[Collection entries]
※
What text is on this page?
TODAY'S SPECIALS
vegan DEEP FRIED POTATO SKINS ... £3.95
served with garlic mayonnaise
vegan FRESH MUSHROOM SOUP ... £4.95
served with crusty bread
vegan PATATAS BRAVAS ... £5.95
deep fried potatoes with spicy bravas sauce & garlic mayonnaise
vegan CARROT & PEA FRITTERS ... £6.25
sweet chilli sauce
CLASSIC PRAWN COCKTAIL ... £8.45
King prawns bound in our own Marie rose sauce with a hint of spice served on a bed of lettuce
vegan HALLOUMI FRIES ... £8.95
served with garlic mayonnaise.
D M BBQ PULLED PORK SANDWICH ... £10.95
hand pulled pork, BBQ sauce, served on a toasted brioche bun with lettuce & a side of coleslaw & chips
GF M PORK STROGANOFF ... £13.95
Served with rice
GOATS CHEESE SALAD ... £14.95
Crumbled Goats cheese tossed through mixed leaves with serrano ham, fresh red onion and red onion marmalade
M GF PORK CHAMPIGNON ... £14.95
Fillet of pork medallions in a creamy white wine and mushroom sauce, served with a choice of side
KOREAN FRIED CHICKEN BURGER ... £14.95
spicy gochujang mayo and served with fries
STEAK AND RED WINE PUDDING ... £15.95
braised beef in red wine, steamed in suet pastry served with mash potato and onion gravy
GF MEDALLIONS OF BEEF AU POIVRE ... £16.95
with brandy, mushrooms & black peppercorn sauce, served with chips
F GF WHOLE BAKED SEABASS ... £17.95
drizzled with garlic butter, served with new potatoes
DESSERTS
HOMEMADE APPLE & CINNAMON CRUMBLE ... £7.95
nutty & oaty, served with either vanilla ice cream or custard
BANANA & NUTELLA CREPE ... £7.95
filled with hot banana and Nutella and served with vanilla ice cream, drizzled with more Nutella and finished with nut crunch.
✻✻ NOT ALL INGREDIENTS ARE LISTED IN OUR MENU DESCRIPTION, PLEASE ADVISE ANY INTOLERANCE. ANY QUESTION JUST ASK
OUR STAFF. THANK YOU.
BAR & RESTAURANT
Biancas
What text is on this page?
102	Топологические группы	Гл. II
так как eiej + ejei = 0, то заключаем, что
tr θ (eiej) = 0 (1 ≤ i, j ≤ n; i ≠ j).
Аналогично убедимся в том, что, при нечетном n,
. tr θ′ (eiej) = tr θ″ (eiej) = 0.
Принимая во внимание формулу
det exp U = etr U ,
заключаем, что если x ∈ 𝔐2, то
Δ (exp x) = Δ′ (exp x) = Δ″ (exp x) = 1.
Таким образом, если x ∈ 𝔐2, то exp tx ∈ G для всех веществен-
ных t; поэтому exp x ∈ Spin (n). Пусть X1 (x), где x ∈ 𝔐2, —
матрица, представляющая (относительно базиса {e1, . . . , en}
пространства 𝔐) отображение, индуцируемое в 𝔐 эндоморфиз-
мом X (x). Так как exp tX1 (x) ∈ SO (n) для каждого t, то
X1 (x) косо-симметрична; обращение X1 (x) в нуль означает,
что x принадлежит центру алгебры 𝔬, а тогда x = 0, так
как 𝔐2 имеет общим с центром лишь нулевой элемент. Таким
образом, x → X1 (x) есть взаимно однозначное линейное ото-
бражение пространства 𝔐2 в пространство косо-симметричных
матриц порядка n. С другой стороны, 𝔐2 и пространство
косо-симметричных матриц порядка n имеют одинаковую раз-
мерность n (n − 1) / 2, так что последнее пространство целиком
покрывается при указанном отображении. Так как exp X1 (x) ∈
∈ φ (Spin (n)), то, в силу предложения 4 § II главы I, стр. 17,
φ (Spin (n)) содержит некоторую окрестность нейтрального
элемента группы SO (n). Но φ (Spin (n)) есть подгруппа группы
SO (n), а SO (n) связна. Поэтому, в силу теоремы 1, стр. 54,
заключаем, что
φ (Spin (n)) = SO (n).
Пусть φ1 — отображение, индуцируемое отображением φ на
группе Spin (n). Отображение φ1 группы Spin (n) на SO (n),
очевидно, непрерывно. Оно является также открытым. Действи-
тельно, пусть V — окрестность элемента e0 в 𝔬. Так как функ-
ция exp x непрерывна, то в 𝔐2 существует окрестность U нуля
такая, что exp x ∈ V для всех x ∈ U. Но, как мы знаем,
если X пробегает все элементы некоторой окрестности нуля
※
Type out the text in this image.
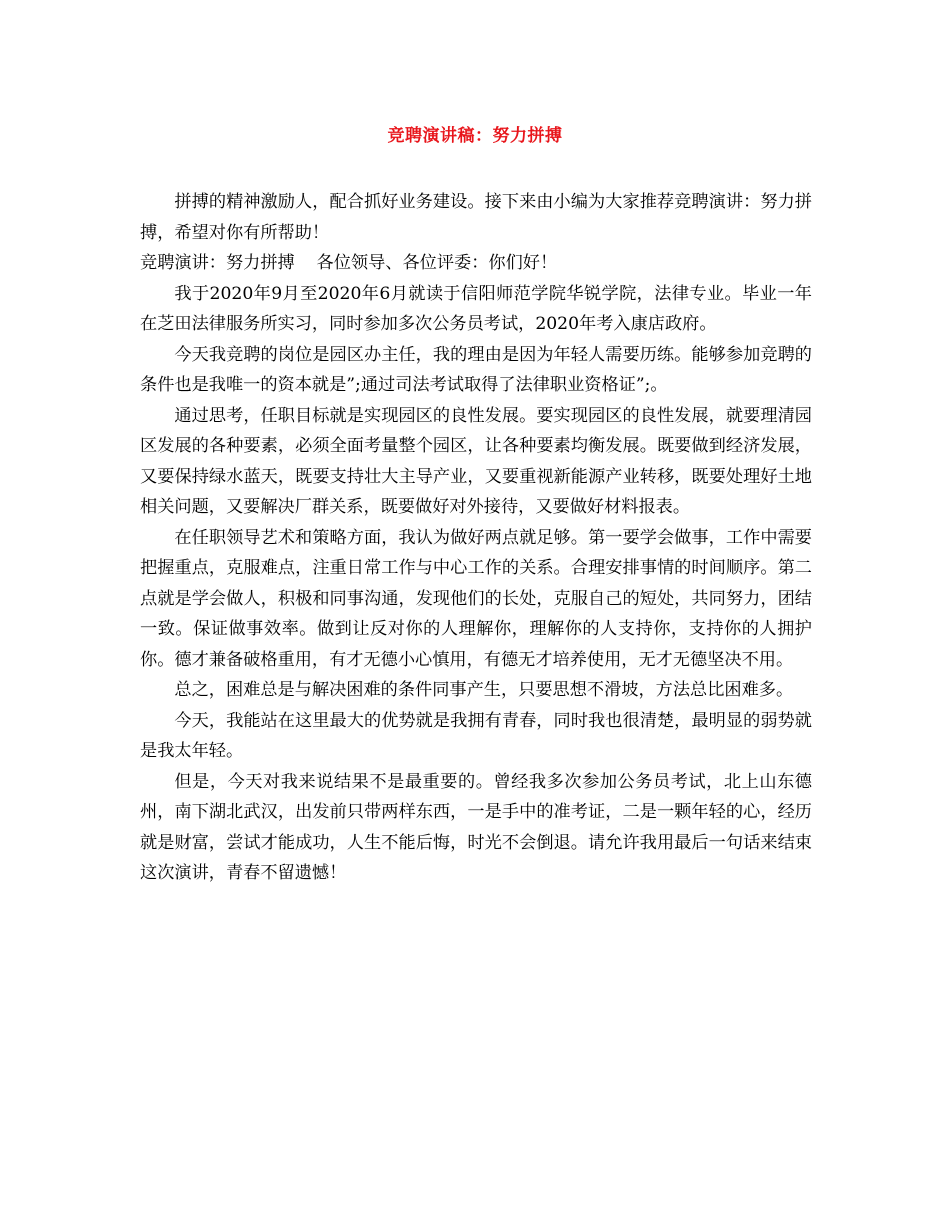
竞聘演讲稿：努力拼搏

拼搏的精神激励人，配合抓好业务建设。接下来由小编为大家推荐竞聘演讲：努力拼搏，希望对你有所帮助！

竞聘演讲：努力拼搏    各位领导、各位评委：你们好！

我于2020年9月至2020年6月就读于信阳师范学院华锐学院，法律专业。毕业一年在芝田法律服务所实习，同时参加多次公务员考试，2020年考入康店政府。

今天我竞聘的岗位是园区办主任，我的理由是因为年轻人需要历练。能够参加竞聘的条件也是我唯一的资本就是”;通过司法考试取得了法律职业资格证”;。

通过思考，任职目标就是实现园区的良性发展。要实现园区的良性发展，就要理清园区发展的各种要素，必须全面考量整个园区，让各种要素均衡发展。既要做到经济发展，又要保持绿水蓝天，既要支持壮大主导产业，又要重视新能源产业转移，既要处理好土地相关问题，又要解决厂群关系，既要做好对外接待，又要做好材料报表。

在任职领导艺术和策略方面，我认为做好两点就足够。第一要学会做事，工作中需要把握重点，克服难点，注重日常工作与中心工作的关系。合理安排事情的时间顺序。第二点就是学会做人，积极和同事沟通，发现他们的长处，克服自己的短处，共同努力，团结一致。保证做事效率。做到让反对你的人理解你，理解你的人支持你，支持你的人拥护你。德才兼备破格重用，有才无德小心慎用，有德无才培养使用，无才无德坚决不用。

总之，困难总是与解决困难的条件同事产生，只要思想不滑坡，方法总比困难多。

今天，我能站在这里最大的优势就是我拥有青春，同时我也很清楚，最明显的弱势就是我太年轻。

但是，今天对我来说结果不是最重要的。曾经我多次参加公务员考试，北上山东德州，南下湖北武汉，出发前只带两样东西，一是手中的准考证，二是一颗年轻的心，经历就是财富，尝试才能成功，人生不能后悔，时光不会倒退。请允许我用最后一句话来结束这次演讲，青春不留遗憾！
※
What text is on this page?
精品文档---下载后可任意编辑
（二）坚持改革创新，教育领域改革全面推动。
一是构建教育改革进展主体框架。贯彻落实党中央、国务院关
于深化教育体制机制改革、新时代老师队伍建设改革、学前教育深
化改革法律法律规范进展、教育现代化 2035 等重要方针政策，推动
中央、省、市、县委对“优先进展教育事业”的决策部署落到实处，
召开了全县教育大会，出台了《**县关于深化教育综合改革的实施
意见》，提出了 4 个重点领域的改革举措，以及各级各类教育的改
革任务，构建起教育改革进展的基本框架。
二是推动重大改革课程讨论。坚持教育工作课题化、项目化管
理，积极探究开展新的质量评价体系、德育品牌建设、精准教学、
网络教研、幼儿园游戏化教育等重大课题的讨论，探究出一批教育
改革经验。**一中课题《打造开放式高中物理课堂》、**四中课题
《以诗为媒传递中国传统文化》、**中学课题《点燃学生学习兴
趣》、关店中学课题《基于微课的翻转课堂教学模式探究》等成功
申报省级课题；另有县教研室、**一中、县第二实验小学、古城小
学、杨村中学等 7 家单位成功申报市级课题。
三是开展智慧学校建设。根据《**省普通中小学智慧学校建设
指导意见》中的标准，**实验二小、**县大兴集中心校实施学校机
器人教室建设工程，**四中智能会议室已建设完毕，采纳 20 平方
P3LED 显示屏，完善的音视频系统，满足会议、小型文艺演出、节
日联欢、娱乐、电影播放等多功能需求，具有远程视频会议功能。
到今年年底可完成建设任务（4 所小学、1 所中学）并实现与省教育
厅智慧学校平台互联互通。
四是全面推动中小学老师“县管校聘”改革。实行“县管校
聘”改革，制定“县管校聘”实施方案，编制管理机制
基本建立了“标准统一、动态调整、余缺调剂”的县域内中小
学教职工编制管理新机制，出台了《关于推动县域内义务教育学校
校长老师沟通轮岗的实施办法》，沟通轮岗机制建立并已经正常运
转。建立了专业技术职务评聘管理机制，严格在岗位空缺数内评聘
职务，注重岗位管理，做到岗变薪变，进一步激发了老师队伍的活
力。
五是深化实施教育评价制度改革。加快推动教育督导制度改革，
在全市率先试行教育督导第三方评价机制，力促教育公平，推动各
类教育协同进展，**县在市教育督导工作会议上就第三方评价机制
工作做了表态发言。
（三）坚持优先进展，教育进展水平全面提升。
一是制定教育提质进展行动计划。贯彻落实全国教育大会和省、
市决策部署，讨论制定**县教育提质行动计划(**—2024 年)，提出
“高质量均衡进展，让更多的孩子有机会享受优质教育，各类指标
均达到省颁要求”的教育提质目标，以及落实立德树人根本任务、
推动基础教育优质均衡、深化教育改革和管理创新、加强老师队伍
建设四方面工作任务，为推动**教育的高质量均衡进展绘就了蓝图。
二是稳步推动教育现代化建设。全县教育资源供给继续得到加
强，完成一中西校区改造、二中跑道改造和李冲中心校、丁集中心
※
DIRECTIONS:
Copy all lines from the listing that contain "garlic".

WRITTEN RESPONSE:
served with garlic mayonnaise
deep fried potatoes with spicy bravas sauce & garlic mayonnaise
served with garlic mayonnaise.
drizzled with garlic butter, served with new potatoes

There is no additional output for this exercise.